[Stored records]
⟨

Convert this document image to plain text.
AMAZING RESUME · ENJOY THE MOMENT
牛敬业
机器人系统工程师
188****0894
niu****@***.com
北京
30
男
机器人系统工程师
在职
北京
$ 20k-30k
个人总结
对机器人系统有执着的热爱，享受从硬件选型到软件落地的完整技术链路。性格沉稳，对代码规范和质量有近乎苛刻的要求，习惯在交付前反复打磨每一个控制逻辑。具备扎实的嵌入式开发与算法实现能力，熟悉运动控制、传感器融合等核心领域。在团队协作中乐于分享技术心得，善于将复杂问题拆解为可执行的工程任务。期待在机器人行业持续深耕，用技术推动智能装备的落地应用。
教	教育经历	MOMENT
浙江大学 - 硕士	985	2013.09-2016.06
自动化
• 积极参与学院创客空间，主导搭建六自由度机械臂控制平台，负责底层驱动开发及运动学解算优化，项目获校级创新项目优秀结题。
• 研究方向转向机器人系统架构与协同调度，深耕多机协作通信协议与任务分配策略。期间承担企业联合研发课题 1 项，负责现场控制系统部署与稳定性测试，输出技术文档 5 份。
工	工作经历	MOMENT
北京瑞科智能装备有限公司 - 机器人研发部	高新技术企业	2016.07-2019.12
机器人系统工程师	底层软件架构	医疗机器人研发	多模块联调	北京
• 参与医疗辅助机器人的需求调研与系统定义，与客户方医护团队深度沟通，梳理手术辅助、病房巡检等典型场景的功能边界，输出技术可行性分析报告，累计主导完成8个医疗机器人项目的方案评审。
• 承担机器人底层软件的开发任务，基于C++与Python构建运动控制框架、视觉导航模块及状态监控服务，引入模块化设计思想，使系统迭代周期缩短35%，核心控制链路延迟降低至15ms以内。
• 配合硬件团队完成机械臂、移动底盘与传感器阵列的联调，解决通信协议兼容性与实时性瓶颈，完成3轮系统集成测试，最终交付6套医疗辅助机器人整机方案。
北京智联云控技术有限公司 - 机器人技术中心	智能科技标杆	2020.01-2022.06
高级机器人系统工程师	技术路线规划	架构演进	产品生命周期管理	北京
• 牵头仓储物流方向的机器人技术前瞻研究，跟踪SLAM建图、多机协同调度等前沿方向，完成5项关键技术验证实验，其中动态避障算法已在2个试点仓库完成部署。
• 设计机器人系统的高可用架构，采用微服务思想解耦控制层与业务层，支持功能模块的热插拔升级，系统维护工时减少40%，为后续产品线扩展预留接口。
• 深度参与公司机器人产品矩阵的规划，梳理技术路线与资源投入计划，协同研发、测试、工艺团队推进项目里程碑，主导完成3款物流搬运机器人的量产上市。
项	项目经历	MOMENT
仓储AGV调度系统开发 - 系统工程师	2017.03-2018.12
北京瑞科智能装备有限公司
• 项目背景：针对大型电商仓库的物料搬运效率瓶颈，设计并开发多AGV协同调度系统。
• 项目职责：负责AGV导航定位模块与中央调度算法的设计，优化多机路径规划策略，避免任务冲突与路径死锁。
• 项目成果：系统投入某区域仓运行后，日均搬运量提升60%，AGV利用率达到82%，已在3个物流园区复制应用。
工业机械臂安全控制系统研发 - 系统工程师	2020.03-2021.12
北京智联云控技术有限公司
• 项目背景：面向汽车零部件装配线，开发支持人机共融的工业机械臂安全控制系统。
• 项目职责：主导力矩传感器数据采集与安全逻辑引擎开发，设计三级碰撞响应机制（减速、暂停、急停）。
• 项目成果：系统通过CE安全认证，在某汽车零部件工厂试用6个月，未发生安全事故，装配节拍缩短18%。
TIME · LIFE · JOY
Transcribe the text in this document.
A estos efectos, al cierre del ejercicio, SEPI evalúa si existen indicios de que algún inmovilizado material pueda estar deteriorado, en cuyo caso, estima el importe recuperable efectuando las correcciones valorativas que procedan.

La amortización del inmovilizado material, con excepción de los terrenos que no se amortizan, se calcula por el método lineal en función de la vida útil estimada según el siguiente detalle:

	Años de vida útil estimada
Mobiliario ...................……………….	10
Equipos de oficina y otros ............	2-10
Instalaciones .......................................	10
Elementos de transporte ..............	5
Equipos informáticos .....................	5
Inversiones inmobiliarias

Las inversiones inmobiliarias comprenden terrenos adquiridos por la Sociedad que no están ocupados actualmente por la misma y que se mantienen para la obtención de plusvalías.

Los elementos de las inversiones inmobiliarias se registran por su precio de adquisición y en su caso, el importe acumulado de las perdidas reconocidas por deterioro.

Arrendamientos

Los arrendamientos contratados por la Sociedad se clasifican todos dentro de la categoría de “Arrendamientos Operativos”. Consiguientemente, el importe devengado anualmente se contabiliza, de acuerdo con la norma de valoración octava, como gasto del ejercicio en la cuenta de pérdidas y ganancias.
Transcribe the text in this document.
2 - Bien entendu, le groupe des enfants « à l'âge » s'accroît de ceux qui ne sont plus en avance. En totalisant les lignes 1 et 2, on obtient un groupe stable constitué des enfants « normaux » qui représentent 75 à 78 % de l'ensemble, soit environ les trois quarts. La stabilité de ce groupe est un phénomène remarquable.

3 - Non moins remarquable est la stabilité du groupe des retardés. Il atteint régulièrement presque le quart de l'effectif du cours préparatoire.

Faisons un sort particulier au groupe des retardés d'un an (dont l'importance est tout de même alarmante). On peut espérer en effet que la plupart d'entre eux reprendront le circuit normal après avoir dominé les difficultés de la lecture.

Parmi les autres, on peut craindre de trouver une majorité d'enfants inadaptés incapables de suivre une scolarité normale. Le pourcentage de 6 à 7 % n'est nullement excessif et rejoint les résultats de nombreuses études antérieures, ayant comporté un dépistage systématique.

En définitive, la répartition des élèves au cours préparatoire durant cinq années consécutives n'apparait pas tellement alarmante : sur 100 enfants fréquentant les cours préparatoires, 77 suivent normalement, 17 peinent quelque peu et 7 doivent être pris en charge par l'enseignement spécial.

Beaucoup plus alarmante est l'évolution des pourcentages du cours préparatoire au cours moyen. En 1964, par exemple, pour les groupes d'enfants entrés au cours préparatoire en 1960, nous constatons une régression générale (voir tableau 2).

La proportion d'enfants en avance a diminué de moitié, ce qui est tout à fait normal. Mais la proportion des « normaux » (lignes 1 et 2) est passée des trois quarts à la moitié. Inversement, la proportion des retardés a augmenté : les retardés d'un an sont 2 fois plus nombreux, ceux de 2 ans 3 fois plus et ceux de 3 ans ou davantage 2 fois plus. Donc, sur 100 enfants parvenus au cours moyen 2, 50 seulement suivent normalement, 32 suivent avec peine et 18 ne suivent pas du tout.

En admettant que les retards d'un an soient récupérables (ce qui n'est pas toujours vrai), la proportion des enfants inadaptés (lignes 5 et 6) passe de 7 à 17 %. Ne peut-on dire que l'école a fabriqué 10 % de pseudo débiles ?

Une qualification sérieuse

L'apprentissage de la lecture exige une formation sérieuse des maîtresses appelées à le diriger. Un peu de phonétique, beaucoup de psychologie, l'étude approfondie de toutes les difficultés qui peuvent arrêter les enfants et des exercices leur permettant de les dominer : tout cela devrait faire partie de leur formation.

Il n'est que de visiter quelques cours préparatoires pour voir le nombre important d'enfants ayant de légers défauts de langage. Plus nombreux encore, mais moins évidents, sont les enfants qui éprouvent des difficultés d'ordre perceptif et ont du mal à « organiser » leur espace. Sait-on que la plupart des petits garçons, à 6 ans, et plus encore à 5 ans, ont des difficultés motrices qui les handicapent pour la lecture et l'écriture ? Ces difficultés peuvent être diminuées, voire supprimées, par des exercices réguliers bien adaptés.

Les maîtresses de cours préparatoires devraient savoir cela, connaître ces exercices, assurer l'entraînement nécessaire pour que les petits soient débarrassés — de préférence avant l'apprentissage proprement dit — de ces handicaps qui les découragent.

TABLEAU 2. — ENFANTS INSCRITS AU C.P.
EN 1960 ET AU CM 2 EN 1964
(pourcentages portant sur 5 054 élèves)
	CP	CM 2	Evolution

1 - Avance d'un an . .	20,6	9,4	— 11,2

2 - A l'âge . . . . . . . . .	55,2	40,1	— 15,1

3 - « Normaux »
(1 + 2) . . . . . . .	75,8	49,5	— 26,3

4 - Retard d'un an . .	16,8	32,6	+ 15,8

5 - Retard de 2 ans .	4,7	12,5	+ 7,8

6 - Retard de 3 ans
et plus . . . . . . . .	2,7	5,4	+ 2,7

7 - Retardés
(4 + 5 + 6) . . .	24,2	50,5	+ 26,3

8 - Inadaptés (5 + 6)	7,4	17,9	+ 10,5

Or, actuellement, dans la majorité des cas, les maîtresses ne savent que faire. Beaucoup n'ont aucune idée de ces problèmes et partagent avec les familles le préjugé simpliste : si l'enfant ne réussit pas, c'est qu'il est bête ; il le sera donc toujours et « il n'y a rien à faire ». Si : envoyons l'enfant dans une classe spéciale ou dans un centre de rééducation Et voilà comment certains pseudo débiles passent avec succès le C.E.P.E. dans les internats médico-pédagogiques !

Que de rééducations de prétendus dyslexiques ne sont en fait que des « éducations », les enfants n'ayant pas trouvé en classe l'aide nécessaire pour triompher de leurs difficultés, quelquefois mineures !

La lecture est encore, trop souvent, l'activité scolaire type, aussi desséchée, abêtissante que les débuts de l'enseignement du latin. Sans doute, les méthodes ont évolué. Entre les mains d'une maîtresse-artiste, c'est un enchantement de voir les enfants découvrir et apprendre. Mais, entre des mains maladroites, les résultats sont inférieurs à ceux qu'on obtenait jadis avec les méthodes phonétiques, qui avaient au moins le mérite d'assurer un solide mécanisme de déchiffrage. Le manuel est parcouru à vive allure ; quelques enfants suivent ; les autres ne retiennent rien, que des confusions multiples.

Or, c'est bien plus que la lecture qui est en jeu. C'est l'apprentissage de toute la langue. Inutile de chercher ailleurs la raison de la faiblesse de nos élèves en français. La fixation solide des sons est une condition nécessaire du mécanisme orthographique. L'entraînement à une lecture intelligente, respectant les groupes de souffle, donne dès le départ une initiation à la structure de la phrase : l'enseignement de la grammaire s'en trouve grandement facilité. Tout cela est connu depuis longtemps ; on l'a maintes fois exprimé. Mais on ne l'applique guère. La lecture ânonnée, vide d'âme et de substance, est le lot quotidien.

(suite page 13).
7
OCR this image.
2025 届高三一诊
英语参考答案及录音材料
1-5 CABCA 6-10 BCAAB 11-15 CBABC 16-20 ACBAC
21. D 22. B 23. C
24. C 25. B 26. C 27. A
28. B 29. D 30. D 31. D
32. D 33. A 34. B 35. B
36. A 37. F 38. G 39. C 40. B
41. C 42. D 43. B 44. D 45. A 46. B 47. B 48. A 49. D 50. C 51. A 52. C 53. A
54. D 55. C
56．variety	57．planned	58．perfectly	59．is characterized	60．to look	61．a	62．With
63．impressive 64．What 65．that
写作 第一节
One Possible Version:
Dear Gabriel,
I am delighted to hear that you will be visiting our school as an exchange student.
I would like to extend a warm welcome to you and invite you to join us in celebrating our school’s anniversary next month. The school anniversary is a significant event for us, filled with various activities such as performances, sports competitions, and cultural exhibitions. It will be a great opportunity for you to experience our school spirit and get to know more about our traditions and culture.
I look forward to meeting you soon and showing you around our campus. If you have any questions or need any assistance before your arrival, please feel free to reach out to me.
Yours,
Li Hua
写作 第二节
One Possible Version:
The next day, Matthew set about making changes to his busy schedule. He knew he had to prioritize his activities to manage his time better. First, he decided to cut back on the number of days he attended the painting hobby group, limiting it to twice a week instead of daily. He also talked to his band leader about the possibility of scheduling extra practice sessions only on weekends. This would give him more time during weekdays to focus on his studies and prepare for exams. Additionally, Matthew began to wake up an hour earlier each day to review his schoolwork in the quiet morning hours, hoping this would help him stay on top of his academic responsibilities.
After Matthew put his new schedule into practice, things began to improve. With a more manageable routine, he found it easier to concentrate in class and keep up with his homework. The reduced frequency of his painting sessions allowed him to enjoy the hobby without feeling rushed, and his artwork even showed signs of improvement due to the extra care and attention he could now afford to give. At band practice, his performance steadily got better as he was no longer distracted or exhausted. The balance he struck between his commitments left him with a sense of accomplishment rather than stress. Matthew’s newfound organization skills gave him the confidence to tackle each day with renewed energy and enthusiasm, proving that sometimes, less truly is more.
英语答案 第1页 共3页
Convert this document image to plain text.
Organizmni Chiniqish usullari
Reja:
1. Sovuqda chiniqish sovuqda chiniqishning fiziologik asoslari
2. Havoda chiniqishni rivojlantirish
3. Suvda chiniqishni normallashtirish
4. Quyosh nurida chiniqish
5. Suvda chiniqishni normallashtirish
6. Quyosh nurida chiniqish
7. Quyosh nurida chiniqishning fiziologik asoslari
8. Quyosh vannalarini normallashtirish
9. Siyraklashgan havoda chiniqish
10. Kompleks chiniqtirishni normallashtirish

⟩

Task instructions | Going through the lines above one by one, tally those with the word "about" and give only the total.

Output | 2